THE EXERCISE: The records should be written out in full, with nothing altered.

[Part of a data file]
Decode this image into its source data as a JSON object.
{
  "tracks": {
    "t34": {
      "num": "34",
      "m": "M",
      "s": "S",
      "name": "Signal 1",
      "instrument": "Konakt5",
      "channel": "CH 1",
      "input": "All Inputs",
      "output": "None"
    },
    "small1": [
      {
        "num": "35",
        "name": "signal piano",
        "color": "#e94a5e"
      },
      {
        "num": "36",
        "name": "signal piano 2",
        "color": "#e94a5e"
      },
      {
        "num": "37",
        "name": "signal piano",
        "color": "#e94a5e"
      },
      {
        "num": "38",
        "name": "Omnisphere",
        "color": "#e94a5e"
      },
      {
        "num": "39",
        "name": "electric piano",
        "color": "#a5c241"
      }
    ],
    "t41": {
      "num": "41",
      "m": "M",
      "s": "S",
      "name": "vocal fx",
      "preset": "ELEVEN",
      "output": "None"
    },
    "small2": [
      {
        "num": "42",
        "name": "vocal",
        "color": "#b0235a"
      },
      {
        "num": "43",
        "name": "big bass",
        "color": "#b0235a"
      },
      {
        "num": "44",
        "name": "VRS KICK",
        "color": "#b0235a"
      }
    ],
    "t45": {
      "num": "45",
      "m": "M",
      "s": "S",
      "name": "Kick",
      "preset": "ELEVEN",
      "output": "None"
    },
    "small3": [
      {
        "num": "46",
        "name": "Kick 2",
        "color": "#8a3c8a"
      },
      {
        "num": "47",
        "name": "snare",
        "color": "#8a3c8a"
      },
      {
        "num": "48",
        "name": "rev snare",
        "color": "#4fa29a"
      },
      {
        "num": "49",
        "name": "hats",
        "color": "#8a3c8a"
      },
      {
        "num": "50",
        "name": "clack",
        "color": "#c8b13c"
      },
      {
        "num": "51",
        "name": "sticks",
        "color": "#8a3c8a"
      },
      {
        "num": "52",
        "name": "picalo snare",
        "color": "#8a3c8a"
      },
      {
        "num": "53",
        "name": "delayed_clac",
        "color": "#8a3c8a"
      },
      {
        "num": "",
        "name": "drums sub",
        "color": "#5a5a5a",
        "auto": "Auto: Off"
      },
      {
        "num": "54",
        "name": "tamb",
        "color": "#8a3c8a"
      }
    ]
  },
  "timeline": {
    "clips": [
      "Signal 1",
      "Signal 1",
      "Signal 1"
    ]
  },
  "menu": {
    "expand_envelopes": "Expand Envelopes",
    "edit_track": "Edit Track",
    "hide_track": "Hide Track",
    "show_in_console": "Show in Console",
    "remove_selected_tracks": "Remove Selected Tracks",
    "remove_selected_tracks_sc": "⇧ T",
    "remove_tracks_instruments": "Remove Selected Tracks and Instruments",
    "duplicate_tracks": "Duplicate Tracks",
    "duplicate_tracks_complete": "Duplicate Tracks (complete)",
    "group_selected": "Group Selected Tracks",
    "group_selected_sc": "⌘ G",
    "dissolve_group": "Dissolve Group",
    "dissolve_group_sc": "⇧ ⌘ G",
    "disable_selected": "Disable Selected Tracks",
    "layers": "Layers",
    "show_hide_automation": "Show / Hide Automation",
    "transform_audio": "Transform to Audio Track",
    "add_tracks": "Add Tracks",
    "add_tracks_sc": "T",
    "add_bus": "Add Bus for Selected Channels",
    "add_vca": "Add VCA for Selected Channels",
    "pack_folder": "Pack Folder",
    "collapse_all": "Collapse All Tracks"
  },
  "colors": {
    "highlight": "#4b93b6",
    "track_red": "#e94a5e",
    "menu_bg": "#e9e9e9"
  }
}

ANSWER:
Decode this image into its source data as a JSON object.
{
  "tracks": {
    "t34": {
      "num": "34",
      "m": "M",
      "s": "S",
      "name": "Signal 1",
      "instrument": "Konakt5",
      "channel": "CH 1",
      "input": "All Inputs",
      "output": "None"
    },
    "small1": [
      {
        "num": "35",
        "name": "signal piano",
        "color": "#e94a5e"
      },
      {
        "num": "36",
        "name": "signal piano 2",
        "color": "#e94a5e"
      },
      {
        "num": "37",
        "name": "signal piano",
        "color": "#e94a5e"
      },
      {
        "num": "38",
        "name": "Omnisphere",
        "color": "#e94a5e"
      },
      {
        "num": "39",
        "name": "electric piano",
        "color": "#a5c241"
      }
    ],
    "t41": {
      "num": "41",
      "m": "M",
      "s": "S",
      "name": "vocal fx",
      "preset": "ELEVEN",
      "output": "None"
    },
    "small2": [
      {
        "num": "42",
        "name": "vocal",
        "color": "#b0235a"
      },
      {
        "num": "43",
        "name": "big bass",
        "color": "#b0235a"
      },
      {
        "num": "44",
        "name": "VRS KICK",
        "color": "#b0235a"
      }
    ],
    "t45": {
      "num": "45",
      "m": "M",
      "s": "S",
      "name": "Kick",
      "preset": "ELEVEN",
      "output": "None"
    },
    "small3": [
      {
        "num": "46",
        "name": "Kick 2",
        "color": "#8a3c8a"
      },
      {
        "num": "47",
        "name": "snare",
        "color": "#8a3c8a"
      },
      {
        "num": "48",
        "name": "rev snare",
        "color": "#4fa29a"
      },
      {
        "num": "49",
        "name": "hats",
        "color": "#8a3c8a"
      },
      {
        "num": "50",
        "name": "clack",
        "color": "#c8b13c"
      },
      {
        "num": "51",
        "name": "sticks",
        "color": "#8a3c8a"
      },
      {
        "num": "52",
        "name": "picalo snare",
        "color": "#8a3c8a"
      },
      {
        "num": "53",
        "name": "delayed_clac",
        "color": "#8a3c8a"
      },
      {
        "num": "",
        "name": "drums sub",
        "color": "#5a5a5a",
        "auto": "Auto: Off"
      },
      {
        "num": "54",
        "name": "tamb",
        "color": "#8a3c8a"
      }
    ]
  },
  "timeline": {
    "clips": [
      "Signal 1",
      "Signal 1",
      "Signal 1"
    ]
  },
  "menu": {
    "expand_envelopes": "Expand Envelopes",
    "edit_track": "Edit Track",
    "hide_track": "Hide Track",
    "show_in_console": "Show in Console",
    "remove_selected_tracks": "Remove Selected Tracks",
    "remove_selected_tracks_sc": "⇧ T",
    "remove_tracks_instruments": "Remove Selected Tracks and Instruments",
    "duplicate_tracks": "Duplicate Tracks",
    "duplicate_tracks_complete": "Duplicate Tracks (complete)",
    "group_selected": "Group Selected Tracks",
    "group_selected_sc": "⌘ G",
    "dissolve_group": "Dissolve Group",
    "dissolve_group_sc": "⇧ ⌘ G",
    "disable_selected": "Disable Selected Tracks",
    "layers": "Layers",
    "show_hide_automation": "Show / Hide Automation",
    "transform_audio": "Transform to Audio Track",
    "add_tracks": "Add Tracks",
    "add_tracks_sc": "T",
    "add_bus": "Add Bus for Selected Channels",
    "add_vca": "Add VCA for Selected Channels",
    "pack_folder": "Pack Folder",
    "collapse_all": "Collapse All Tracks"
  },
  "colors": {
    "highlight": "#4b93b6",
    "track_red": "#e94a5e",
    "menu_bg": "#e9e9e9"
  }
}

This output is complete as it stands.